++++ Dati forniti ++++
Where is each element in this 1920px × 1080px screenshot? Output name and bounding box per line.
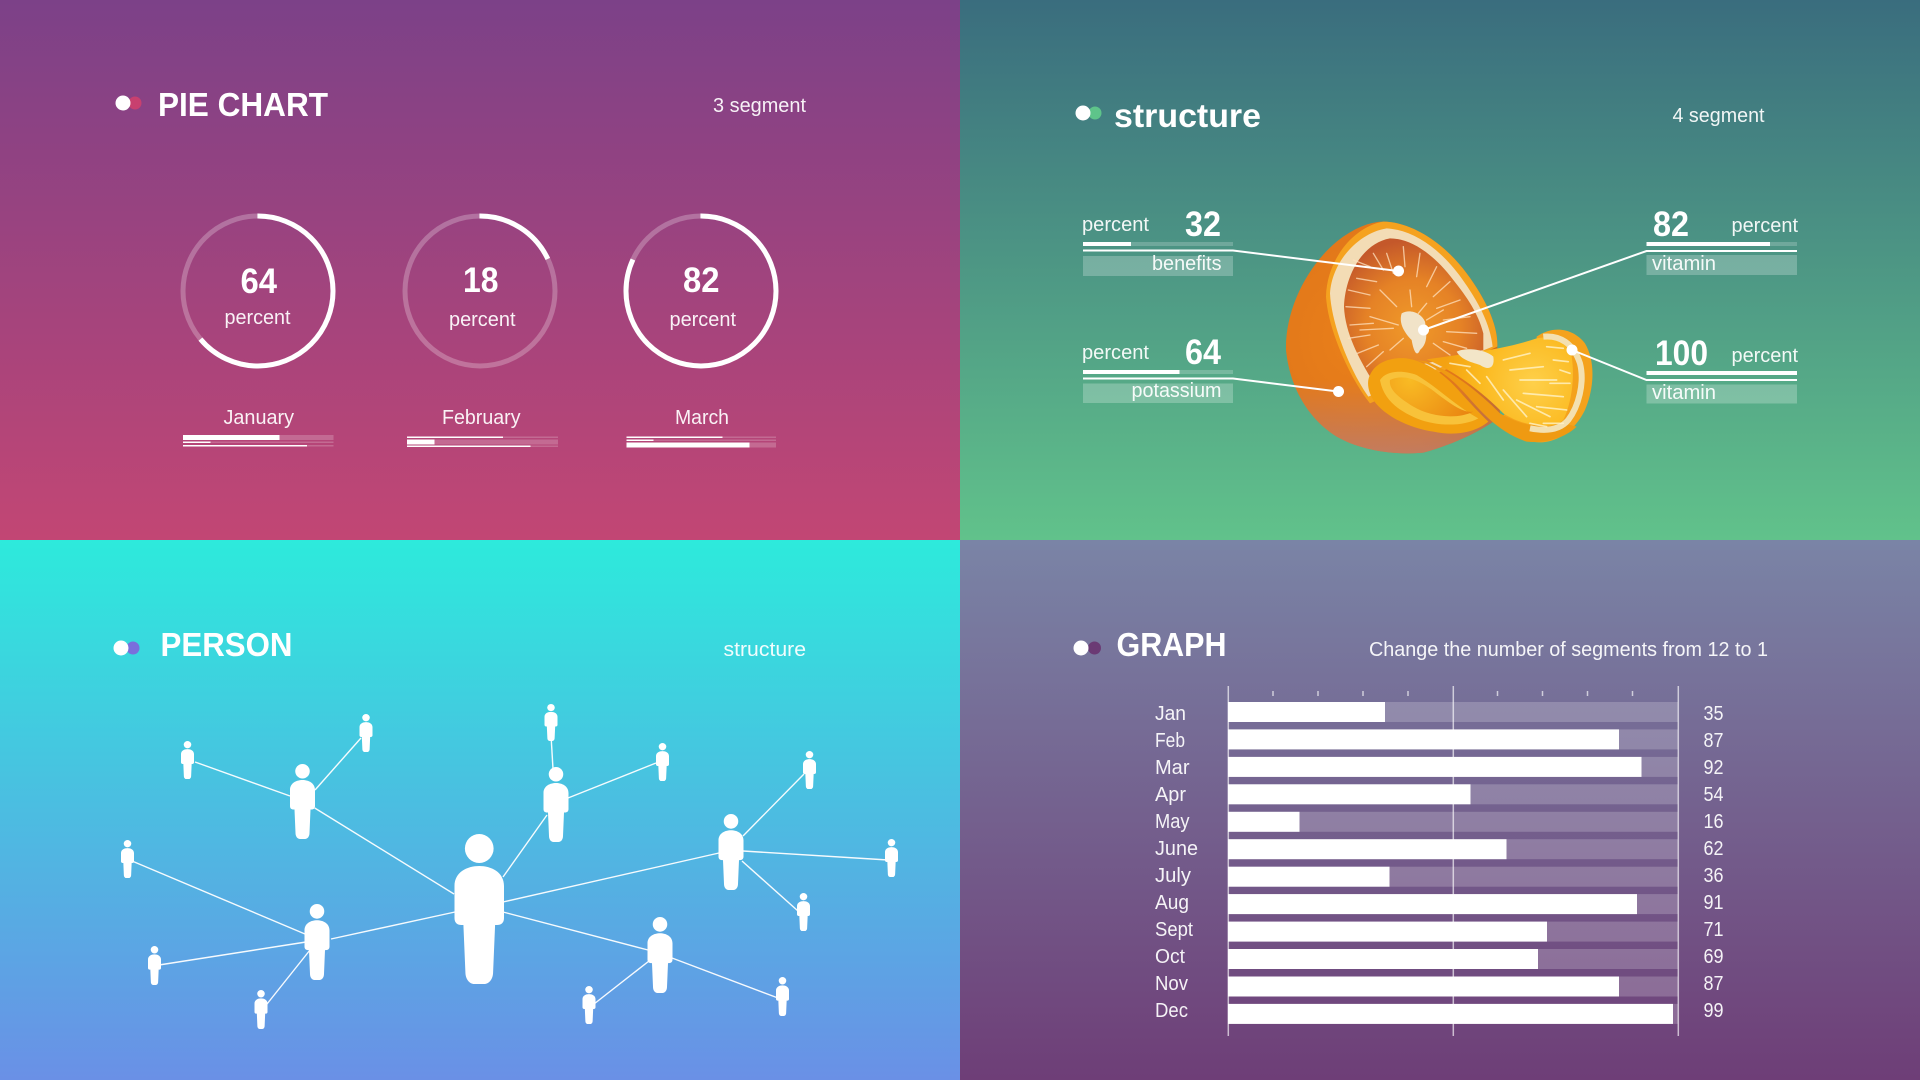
icon: title dots	[116, 96, 142, 110]
value labels: 87	[1704, 730, 1724, 752]
month labels: Dec	[1155, 1000, 1188, 1022]
panel: graph	[960, 540, 1920, 1080]
month labels: Aug	[1155, 892, 1189, 914]
callout: 82 percent vitamin: vitamin	[1652, 253, 1716, 275]
donut: March 82 percent: percent	[670, 309, 736, 331]
text: chart subtitle: Change the number of segments from 12 to 1	[1369, 639, 1768, 661]
month labels	[1155, 703, 1198, 1022]
panel: structure	[960, 0, 1920, 540]
icons: five medium people	[290, 764, 744, 993]
donut: January 64 percent: percent	[224, 307, 291, 329]
value labels: 36	[1704, 865, 1724, 887]
bar chart tracks	[1228, 702, 1678, 1024]
month labels: Jan	[1155, 703, 1186, 725]
callout: percent 64 potassium: percent	[1082, 342, 1149, 364]
heading: graph: GRAPH	[1116, 626, 1226, 663]
month labels: July	[1155, 865, 1191, 887]
label and bars: March	[626, 407, 776, 448]
heading: structure: structure	[1114, 97, 1261, 134]
label and bars: February: February	[442, 407, 520, 429]
icon: title dots	[1074, 640, 1101, 656]
callout: percent 64 potassium: potassium	[1132, 380, 1222, 402]
icon: title dots	[1076, 106, 1102, 120]
month labels: Feb	[1155, 730, 1185, 752]
text: 3 segment: 3 segment	[713, 95, 806, 117]
icon: central large person	[454, 834, 504, 984]
value labels: 99	[1704, 1000, 1724, 1022]
donut: February 18 percent	[405, 216, 555, 366]
label and bars: March: March	[675, 407, 729, 429]
callout: 82 percent vitamin: percent	[1732, 215, 1798, 237]
value labels: 62	[1704, 838, 1724, 860]
network connection lines	[132, 735, 888, 1004]
image: orange with twisted peel	[1286, 222, 1592, 453]
panel: person	[0, 540, 960, 1080]
callout: 100 percent vitamin	[1566, 334, 1798, 404]
chart axis lines and ticks	[1228, 686, 1678, 1036]
donut: March 82 percent: 82	[683, 261, 720, 300]
donut: February 18 percent: percent	[449, 309, 516, 331]
callout: 100 percent vitamin: percent	[1732, 345, 1798, 367]
donut: January 64 percent: 64	[240, 262, 277, 301]
text: 4 segment: 4 segment	[1672, 105, 1765, 127]
icon: title dots	[114, 640, 140, 656]
month labels: June	[1155, 838, 1198, 860]
month labels: Sept	[1155, 919, 1193, 941]
value labels: 91	[1704, 892, 1724, 914]
label and bars: February	[407, 407, 558, 447]
value labels: 87	[1704, 973, 1724, 995]
donut: March 82 percent	[626, 216, 776, 366]
month labels: Mar	[1155, 757, 1190, 779]
icons: twelve small people	[121, 704, 898, 1029]
donut: February 18 percent: 18	[463, 261, 498, 300]
callout: 82 percent vitamin	[1418, 205, 1798, 336]
label and bars: January	[183, 407, 334, 446]
panel: pie chart	[0, 0, 960, 540]
value labels: 69	[1704, 946, 1724, 968]
callout: percent 64 potassium: 64	[1185, 333, 1221, 372]
callout: percent 32 benefits: benefits	[1152, 253, 1222, 275]
callout: percent 32 benefits: percent	[1082, 214, 1149, 236]
callout: 100 percent vitamin: vitamin	[1652, 382, 1716, 404]
callout: 82 percent vitamin: 82	[1653, 205, 1689, 244]
callout: percent 32 benefits: 32	[1185, 205, 1221, 244]
donut: January 64 percent	[183, 216, 333, 366]
value labels: 54	[1704, 784, 1724, 806]
month labels: Apr	[1155, 784, 1186, 806]
month labels: Oct	[1155, 946, 1185, 968]
value labels: 35	[1704, 703, 1724, 725]
callout: 100 percent vitamin: 100	[1655, 334, 1708, 373]
value labels: 71	[1704, 919, 1724, 941]
label and bars: January: January	[224, 407, 294, 429]
heading: person: PERSON	[160, 626, 292, 663]
value labels: 16	[1704, 811, 1724, 833]
value labels: 92	[1704, 757, 1724, 779]
month labels: May	[1155, 811, 1190, 833]
callout: percent 32 benefits	[1082, 205, 1404, 276]
month labels: Nov	[1155, 973, 1188, 995]
bar chart filled values	[1228, 702, 1673, 1024]
value labels	[1704, 703, 1724, 1022]
callout: percent 64 potassium	[1082, 333, 1344, 403]
text: structure: structure	[724, 639, 806, 661]
heading: pie chart: PIE CHART	[158, 86, 328, 123]
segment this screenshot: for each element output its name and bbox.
++++
Cosa si chiede: Puoi duplicare parola per parola le righe dell'elenco qui sopra, cominciando da quella che contiene "96, 142, 110]" e fermandoti dopo quella che contiene "309, 736, 331]"?

Risposta al compito:
icon: title dots	[116, 96, 142, 110]
value labels: 87	[1704, 730, 1724, 752]
month labels: Dec	[1155, 1000, 1188, 1022]
panel: graph	[960, 540, 1920, 1080]
month labels: Aug	[1155, 892, 1189, 914]
callout: 82 percent vitamin: vitamin	[1652, 253, 1716, 275]
donut: March 82 percent: percent	[670, 309, 736, 331]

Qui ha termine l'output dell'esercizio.